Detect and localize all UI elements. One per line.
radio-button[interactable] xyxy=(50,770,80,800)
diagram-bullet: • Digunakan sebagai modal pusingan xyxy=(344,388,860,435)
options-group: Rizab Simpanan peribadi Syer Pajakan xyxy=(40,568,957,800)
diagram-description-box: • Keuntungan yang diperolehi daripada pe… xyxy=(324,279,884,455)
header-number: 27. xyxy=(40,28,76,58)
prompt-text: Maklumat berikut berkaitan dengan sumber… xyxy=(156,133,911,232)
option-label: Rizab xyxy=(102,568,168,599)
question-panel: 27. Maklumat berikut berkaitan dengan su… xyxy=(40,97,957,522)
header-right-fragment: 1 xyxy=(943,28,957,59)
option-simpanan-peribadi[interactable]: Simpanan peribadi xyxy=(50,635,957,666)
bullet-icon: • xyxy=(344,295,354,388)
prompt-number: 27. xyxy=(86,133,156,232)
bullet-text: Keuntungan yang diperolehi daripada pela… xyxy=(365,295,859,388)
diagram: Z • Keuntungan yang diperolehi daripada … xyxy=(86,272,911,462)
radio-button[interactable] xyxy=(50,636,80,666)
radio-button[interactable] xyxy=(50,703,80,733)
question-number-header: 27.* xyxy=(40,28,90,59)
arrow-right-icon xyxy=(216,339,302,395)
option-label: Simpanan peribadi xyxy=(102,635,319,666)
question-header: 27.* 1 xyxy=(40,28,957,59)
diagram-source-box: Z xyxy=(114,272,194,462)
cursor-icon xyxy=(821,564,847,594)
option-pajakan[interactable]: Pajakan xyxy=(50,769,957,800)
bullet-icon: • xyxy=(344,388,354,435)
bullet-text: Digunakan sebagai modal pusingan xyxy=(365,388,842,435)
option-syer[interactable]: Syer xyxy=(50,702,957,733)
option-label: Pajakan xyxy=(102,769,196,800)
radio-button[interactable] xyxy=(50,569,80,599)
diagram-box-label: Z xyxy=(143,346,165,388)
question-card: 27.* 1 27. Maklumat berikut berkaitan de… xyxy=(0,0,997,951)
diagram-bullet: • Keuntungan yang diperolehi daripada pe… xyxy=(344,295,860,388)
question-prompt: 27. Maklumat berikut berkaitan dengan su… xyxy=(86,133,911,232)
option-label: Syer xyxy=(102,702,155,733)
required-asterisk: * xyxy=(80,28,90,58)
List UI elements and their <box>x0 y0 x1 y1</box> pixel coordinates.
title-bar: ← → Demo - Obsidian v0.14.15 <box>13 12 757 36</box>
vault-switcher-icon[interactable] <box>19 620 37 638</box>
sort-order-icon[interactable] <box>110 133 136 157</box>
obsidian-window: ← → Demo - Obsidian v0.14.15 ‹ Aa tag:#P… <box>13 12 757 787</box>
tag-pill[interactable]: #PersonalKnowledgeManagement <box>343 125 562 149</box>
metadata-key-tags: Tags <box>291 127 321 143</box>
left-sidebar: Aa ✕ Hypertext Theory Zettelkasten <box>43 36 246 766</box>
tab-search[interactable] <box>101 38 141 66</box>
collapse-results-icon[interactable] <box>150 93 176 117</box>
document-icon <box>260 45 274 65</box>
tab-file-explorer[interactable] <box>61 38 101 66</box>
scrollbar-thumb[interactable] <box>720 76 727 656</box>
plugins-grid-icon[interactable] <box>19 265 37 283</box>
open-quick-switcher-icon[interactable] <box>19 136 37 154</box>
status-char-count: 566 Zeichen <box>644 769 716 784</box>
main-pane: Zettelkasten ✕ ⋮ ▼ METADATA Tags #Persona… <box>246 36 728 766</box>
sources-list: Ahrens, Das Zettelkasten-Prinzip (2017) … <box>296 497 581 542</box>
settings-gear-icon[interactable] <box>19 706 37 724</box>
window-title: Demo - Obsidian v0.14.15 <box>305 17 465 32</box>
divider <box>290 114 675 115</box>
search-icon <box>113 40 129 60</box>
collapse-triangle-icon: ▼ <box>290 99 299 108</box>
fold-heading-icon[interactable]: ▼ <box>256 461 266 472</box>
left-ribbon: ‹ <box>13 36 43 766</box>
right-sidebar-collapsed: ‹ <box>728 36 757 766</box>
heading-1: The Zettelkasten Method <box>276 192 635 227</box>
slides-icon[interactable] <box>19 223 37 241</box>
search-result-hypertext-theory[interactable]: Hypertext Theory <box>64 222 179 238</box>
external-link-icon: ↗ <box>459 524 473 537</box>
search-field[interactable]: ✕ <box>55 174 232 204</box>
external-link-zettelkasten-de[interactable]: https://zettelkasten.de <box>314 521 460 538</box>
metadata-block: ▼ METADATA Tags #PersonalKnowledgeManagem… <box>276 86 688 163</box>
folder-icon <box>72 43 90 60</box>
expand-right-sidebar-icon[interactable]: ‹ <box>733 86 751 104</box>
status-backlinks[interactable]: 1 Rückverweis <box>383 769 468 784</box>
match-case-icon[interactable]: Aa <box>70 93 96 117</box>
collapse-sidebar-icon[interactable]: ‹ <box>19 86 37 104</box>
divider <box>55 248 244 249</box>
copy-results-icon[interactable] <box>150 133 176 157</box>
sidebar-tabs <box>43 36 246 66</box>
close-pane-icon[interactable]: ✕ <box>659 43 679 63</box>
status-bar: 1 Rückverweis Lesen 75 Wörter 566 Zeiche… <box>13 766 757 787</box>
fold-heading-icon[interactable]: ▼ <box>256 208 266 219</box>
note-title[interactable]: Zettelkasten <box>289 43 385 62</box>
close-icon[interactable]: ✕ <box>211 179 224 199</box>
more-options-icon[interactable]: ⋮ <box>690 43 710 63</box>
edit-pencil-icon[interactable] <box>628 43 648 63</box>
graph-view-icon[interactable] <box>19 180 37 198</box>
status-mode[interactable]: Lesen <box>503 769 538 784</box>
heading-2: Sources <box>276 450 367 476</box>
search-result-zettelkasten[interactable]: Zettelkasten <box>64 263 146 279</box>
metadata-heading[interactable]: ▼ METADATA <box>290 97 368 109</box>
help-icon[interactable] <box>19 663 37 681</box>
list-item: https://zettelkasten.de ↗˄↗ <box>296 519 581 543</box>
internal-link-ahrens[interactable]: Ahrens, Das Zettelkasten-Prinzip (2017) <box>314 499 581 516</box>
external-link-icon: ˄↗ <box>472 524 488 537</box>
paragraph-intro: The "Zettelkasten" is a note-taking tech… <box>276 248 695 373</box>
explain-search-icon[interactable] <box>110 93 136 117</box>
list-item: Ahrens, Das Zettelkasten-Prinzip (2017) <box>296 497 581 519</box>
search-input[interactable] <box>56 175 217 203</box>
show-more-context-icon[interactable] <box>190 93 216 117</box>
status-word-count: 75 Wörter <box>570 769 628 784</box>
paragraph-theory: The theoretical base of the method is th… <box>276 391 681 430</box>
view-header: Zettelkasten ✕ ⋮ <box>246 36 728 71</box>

◆ ◆ ◆

Lay out every line of the data above as a Markdown table with the columns Row and Line, numbering the rows in order and leaving out blank lines.

| Row | Line |
|---|---|
| 1 | Detect and localize all UI elements. One per line. |
| 2 | radio-button[interactable] xyxy=(50,770,80,800) |
| 3 | diagram-bullet: • Digunakan sebagai modal pusingan xyxy=(344,388,860,435) |
| 4 | options-group: Rizab Simpanan peribadi Syer Pajakan xyxy=(40,568,957,800) |
| 5 | diagram-description-box: • Keuntungan yang diperolehi daripada pe… xyxy=(324,279,884,455) |
| 6 | header-number: 27. xyxy=(40,28,76,58) |
| 7 | prompt-text: Maklumat berikut berkaitan dengan sumber… xyxy=(156,133,911,232) |
| 8 | option-label: Rizab xyxy=(102,568,168,599) |
| 9 | question-panel: 27. Maklumat berikut berkaitan dengan su… xyxy=(40,97,957,522) |
| 10 | header-right-fragment: 1 xyxy=(943,28,957,59) |
| 11 | option-simpanan-peribadi[interactable]: Simpanan peribadi xyxy=(50,635,957,666) |
| 12 | bullet-icon: • xyxy=(344,295,354,388) |
| 13 | prompt-number: 27. xyxy=(86,133,156,232) |
| 14 | bullet-text: Keuntungan yang diperolehi daripada pela… xyxy=(365,295,859,388) |
| 15 | diagram: Z • Keuntungan yang diperolehi daripada … xyxy=(86,272,911,462) |
| 16 | radio-button[interactable] xyxy=(50,636,80,666) |
| 17 | radio-button[interactable] xyxy=(50,703,80,733) |
| 18 | question-number-header: 27.* xyxy=(40,28,90,59) |
| 19 | arrow-right-icon xyxy=(216,339,302,395) |
| 20 | option-label: Simpanan peribadi xyxy=(102,635,319,666) |
| 21 | question-header: 27.* 1 xyxy=(40,28,957,59) |
| 22 | diagram-source-box: Z xyxy=(114,272,194,462) |
| 23 | cursor-icon xyxy=(821,564,847,594) |
| 24 | option-pajakan[interactable]: Pajakan xyxy=(50,769,957,800) |
| 25 | bullet-icon: • xyxy=(344,388,354,435) |
| 26 | bullet-text: Digunakan sebagai modal pusingan xyxy=(365,388,842,435) |
| 27 | option-syer[interactable]: Syer xyxy=(50,702,957,733) |
| 28 | option-label: Pajakan xyxy=(102,769,196,800) |
| 29 | radio-button[interactable] xyxy=(50,569,80,599) |
| 30 | diagram-box-label: Z xyxy=(143,346,165,388) |
| 31 | question-card: 27.* 1 27. Maklumat berikut berkaitan de… xyxy=(0,0,997,951) |
| 32 | diagram-bullet: • Keuntungan yang diperolehi daripada pe… xyxy=(344,295,860,388) |
| 33 | question-prompt: 27. Maklumat berikut berkaitan dengan su… xyxy=(86,133,911,232) |
| 34 | option-label: Syer xyxy=(102,702,155,733) |
| 35 | required-asterisk: * xyxy=(80,28,90,58) |
| 36 | List UI elements and their <box>x0 y0 x1 y1</box> pixel coordinates. |
| 37 | title-bar: ← → Demo - Obsidian v0.14.15 <box>13 12 757 36</box> |
| 38 | vault-switcher-icon[interactable] <box>19 620 37 638</box> |
| 39 | sort-order-icon[interactable] <box>110 133 136 157</box> |
| 40 | obsidian-window: ← → Demo - Obsidian v0.14.15 ‹ Aa tag:#P… <box>13 12 757 787</box> |
| 41 | tag-pill[interactable]: #PersonalKnowledgeManagement <box>343 125 562 149</box> |
| 42 | metadata-key-tags: Tags <box>291 127 321 143</box> |
| 43 | left-sidebar: Aa ✕ Hypertext Theory Zettelkasten <box>43 36 246 766</box> |
| 44 | tab-search[interactable] <box>101 38 141 66</box> |
| 45 | collapse-results-icon[interactable] <box>150 93 176 117</box> |
| 46 | document-icon <box>260 45 274 65</box> |
| 47 | tab-file-explorer[interactable] <box>61 38 101 66</box> |
| 48 | scrollbar-thumb[interactable] <box>720 76 727 656</box> |
| 49 | plugins-grid-icon[interactable] <box>19 265 37 283</box> |
| 50 | open-quick-switcher-icon[interactable] <box>19 136 37 154</box> |
| 51 | status-char-count: 566 Zeichen <box>644 769 716 784</box> |
| 52 | main-pane: Zettelkasten ✕ ⋮ ▼ METADATA Tags #Persona… <box>246 36 728 766</box> |
| 53 | sources-list: Ahrens, Das Zettelkasten-Prinzip (2017) … <box>296 497 581 542</box> |
| 54 | settings-gear-icon[interactable] <box>19 706 37 724</box> |
| 55 | window-title: Demo - Obsidian v0.14.15 <box>305 17 465 32</box> |
| 56 | divider <box>290 114 675 115</box> |
| 57 | search-icon <box>113 40 129 60</box> |
| 58 | collapse-triangle-icon: ▼ <box>290 99 299 108</box> |
| 59 | fold-heading-icon[interactable]: ▼ <box>256 461 266 472</box> |
| 60 | left-ribbon: ‹ <box>13 36 43 766</box> |
| 61 | right-sidebar-collapsed: ‹ <box>728 36 757 766</box> |
| 62 | heading-1: The Zettelkasten Method <box>276 192 635 227</box> |
| 63 | slides-icon[interactable] <box>19 223 37 241</box> |
| 64 | search-result-hypertext-theory[interactable]: Hypertext Theory <box>64 222 179 238</box> |
| 65 | external-link-icon: ↗ <box>459 524 473 537</box> |
| 66 | search-field[interactable]: ✕ <box>55 174 232 204</box> |
| 67 | external-link-zettelkasten-de[interactable]: https://zettelkasten.de <box>314 521 460 538</box> |
| 68 | metadata-block: ▼ METADATA Tags #PersonalKnowledgeManagem… <box>276 86 688 163</box> |
| 69 | folder-icon <box>72 43 90 60</box> |
| 70 | expand-right-sidebar-icon[interactable]: ‹ <box>733 86 751 104</box> |
| 71 | status-backlinks[interactable]: 1 Rückverweis <box>383 769 468 784</box> |
| 72 | match-case-icon[interactable]: Aa <box>70 93 96 117</box> |
| 73 | collapse-sidebar-icon[interactable]: ‹ <box>19 86 37 104</box> |
| 74 | divider <box>55 248 244 249</box> |
| 75 | copy-results-icon[interactable] <box>150 133 176 157</box> |
| 76 | sidebar-tabs <box>43 36 246 66</box> |
| 77 | close-pane-icon[interactable]: ✕ <box>659 43 679 63</box> |
| 78 | status-bar: 1 Rückverweis Lesen 75 Wörter 566 Zeiche… <box>13 766 757 787</box> |
| 79 | fold-heading-icon[interactable]: ▼ <box>256 208 266 219</box> |
| 80 | note-title[interactable]: Zettelkasten <box>289 43 385 62</box> |
| 81 | close-icon[interactable]: ✕ <box>211 179 224 199</box> |
| 82 | more-options-icon[interactable]: ⋮ <box>690 43 710 63</box> |
| 83 | edit-pencil-icon[interactable] <box>628 43 648 63</box> |
| 84 | graph-view-icon[interactable] <box>19 180 37 198</box> |
| 85 | status-mode[interactable]: Lesen <box>503 769 538 784</box> |
| 86 | heading-2: Sources <box>276 450 367 476</box> |
| 87 | search-result-zettelkasten[interactable]: Zettelkasten <box>64 263 146 279</box> |
| 88 | metadata-heading[interactable]: ▼ METADATA <box>290 97 368 109</box> |
| 89 | help-icon[interactable] <box>19 663 37 681</box> |
| 90 | list-item: https://zettelkasten.de ↗˄↗ <box>296 519 581 543</box> |
| 91 | internal-link-ahrens[interactable]: Ahrens, Das Zettelkasten-Prinzip (2017) <box>314 499 581 516</box> |
| 92 | external-link-icon: ˄↗ <box>472 524 488 537</box> |
| 93 | paragraph-intro: The "Zettelkasten" is a note-taking tech… <box>276 248 695 373</box> |
| 94 | explain-search-icon[interactable] <box>110 93 136 117</box> |
| 95 | list-item: Ahrens, Das Zettelkasten-Prinzip (2017) <box>296 497 581 519</box> |
| 96 | search-input[interactable] <box>56 175 217 203</box> |
| 97 | show-more-context-icon[interactable] <box>190 93 216 117</box> |
| 98 | status-word-count: 75 Wörter <box>570 769 628 784</box> |
| 99 | paragraph-theory: The theoretical base of the method is th… <box>276 391 681 430</box> |
| 100 | view-header: Zettelkasten ✕ ⋮ <box>246 36 728 71</box> |